◆ **Task directions**
Update the rows from the very first one through the line containing "button[interactable]: Home — [190, 48, 210, 68]" by changing "Gradle" to "Build" and leaving everything else as it is. Give back only those lines.

◆ **Material to process**

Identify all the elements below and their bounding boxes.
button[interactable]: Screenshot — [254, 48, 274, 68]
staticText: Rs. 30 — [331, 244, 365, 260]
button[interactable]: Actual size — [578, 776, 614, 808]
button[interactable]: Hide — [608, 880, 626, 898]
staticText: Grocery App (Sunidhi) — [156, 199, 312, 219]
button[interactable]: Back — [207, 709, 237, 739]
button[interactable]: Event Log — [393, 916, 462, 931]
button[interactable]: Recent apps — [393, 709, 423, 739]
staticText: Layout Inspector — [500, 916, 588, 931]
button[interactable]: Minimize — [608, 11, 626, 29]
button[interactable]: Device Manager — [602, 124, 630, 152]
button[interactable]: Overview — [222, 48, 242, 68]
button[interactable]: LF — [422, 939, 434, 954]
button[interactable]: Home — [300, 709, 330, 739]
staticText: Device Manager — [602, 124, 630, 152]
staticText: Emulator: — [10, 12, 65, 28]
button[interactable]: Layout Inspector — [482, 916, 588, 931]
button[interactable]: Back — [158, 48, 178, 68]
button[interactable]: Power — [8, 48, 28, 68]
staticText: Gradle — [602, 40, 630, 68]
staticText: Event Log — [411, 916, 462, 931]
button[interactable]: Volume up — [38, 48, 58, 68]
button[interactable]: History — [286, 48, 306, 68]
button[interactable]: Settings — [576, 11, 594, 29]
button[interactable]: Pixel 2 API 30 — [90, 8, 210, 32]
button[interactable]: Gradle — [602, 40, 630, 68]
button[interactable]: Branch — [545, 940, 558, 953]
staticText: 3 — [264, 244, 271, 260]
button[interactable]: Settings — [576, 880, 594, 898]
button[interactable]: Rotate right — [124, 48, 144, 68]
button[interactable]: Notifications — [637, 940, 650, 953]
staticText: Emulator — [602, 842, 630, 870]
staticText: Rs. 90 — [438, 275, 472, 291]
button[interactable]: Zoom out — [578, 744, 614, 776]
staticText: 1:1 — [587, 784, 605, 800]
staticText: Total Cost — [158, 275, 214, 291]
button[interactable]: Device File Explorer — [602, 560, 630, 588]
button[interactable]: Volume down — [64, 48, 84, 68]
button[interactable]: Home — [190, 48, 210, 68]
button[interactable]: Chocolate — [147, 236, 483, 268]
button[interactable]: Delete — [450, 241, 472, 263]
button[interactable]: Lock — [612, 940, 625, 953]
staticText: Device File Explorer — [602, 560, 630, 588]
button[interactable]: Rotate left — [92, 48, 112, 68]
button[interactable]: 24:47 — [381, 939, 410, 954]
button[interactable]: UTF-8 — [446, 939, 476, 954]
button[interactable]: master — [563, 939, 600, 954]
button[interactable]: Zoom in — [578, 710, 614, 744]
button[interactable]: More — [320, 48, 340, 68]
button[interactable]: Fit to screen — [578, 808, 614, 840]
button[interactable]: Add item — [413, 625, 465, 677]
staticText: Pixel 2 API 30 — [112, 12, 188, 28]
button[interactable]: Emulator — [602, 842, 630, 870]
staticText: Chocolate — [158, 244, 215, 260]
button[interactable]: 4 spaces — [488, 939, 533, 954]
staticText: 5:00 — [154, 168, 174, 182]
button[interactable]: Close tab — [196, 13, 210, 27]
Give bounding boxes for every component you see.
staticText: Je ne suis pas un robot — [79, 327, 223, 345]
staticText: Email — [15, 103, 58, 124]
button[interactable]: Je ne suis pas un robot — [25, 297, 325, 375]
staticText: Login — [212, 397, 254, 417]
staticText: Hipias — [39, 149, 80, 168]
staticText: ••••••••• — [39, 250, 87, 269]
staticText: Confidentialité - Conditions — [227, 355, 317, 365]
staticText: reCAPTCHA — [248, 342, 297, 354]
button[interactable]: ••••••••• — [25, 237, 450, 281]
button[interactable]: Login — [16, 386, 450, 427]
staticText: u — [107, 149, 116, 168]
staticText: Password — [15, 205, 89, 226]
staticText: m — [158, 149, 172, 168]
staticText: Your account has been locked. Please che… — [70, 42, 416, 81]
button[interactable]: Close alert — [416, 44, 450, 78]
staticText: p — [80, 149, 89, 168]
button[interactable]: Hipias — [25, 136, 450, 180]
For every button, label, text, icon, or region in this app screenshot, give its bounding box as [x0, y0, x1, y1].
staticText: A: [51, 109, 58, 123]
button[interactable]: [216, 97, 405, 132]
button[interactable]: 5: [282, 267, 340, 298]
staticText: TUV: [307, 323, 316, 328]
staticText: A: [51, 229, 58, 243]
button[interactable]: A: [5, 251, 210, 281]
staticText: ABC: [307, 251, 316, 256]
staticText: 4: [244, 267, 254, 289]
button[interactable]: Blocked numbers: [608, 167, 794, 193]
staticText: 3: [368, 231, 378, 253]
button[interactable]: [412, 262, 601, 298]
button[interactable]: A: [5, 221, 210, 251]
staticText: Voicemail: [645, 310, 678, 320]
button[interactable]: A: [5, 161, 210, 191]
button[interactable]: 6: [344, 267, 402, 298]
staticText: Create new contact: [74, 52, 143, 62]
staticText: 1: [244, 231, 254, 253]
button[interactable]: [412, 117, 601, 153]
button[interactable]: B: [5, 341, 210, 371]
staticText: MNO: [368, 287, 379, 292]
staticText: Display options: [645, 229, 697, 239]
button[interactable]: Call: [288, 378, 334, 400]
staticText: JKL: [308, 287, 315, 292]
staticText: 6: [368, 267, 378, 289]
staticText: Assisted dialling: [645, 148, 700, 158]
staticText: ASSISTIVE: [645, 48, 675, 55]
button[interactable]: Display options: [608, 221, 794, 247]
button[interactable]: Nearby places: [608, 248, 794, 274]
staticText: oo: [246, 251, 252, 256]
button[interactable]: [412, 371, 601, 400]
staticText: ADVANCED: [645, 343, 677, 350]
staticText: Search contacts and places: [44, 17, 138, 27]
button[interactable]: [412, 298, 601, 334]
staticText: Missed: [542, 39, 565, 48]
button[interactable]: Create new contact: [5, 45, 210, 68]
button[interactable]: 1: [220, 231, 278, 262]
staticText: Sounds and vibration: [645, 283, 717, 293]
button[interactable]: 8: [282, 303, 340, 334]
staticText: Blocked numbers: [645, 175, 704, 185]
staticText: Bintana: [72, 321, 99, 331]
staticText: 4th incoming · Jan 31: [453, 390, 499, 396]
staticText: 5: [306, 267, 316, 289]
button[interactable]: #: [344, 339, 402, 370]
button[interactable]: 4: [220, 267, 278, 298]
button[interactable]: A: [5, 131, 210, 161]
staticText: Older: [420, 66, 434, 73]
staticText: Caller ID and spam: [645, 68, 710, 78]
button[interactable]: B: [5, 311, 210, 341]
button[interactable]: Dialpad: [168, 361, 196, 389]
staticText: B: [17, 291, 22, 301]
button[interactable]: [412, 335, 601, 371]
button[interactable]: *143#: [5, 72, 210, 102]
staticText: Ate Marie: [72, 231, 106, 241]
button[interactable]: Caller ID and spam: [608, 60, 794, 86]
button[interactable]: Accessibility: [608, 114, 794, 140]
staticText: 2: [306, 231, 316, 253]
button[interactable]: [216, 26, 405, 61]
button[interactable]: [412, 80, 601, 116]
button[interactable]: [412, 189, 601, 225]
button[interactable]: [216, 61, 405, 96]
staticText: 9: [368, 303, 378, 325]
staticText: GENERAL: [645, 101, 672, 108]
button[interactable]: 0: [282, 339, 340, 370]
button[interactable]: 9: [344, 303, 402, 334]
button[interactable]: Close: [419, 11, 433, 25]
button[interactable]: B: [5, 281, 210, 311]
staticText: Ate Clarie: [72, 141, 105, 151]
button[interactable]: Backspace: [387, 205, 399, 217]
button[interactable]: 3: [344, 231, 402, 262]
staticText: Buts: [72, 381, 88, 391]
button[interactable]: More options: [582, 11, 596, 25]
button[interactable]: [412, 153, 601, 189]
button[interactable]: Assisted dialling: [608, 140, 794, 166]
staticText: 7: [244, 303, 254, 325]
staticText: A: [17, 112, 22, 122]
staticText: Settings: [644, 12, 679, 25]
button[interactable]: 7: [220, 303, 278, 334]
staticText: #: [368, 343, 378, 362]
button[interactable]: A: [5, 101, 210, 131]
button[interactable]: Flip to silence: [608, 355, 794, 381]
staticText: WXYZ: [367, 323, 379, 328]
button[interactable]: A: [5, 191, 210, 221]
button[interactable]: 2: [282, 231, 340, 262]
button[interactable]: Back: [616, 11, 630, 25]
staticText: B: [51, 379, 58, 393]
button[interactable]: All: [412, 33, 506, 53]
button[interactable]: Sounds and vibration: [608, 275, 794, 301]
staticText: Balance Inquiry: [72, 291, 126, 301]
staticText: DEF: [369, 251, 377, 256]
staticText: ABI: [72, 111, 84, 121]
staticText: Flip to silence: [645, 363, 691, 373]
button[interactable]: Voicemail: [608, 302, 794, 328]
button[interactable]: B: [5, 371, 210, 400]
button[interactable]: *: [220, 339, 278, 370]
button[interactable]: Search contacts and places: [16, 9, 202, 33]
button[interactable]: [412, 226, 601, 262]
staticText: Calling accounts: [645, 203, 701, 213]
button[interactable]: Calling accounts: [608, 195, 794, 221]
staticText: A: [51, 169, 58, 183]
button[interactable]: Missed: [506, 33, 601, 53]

◆ **Answer**
Identify all the elements below and their bounding boxes.
button[interactable]: Screenshot — [254, 48, 274, 68]
staticText: Rs. 30 — [331, 244, 365, 260]
button[interactable]: Actual size — [578, 776, 614, 808]
button[interactable]: Hide — [608, 880, 626, 898]
staticText: Grocery App (Sunidhi) — [156, 199, 312, 219]
button[interactable]: Back — [207, 709, 237, 739]
button[interactable]: Event Log — [393, 916, 462, 931]
button[interactable]: Recent apps — [393, 709, 423, 739]
staticText: Layout Inspector — [500, 916, 588, 931]
button[interactable]: Minimize — [608, 11, 626, 29]
button[interactable]: Device Manager — [602, 124, 630, 152]
button[interactable]: Overview — [222, 48, 242, 68]
button[interactable]: LF — [422, 939, 434, 954]
button[interactable]: Home — [300, 709, 330, 739]
staticText: Device Manager — [602, 124, 630, 152]
staticText: Emulator: — [10, 12, 65, 28]
button[interactable]: Layout Inspector — [482, 916, 588, 931]
button[interactable]: Back — [158, 48, 178, 68]
button[interactable]: Power — [8, 48, 28, 68]
staticText: Build — [602, 40, 630, 68]
staticText: Event Log — [411, 916, 462, 931]
button[interactable]: Volume up — [38, 48, 58, 68]
button[interactable]: History — [286, 48, 306, 68]
button[interactable]: Settings — [576, 11, 594, 29]
button[interactable]: Pixel 2 API 30 — [90, 8, 210, 32]
button[interactable]: Build — [602, 40, 630, 68]
button[interactable]: Branch — [545, 940, 558, 953]
staticText: 3 — [264, 244, 271, 260]
button[interactable]: Settings — [576, 880, 594, 898]
button[interactable]: Rotate right — [124, 48, 144, 68]
button[interactable]: Notifications — [637, 940, 650, 953]
staticText: Emulator — [602, 842, 630, 870]
staticText: Rs. 90 — [438, 275, 472, 291]
button[interactable]: Zoom out — [578, 744, 614, 776]
staticText: 1:1 — [587, 784, 605, 800]
staticText: Total Cost — [158, 275, 214, 291]
button[interactable]: Device File Explorer — [602, 560, 630, 588]
button[interactable]: Volume down — [64, 48, 84, 68]
button[interactable]: Home — [190, 48, 210, 68]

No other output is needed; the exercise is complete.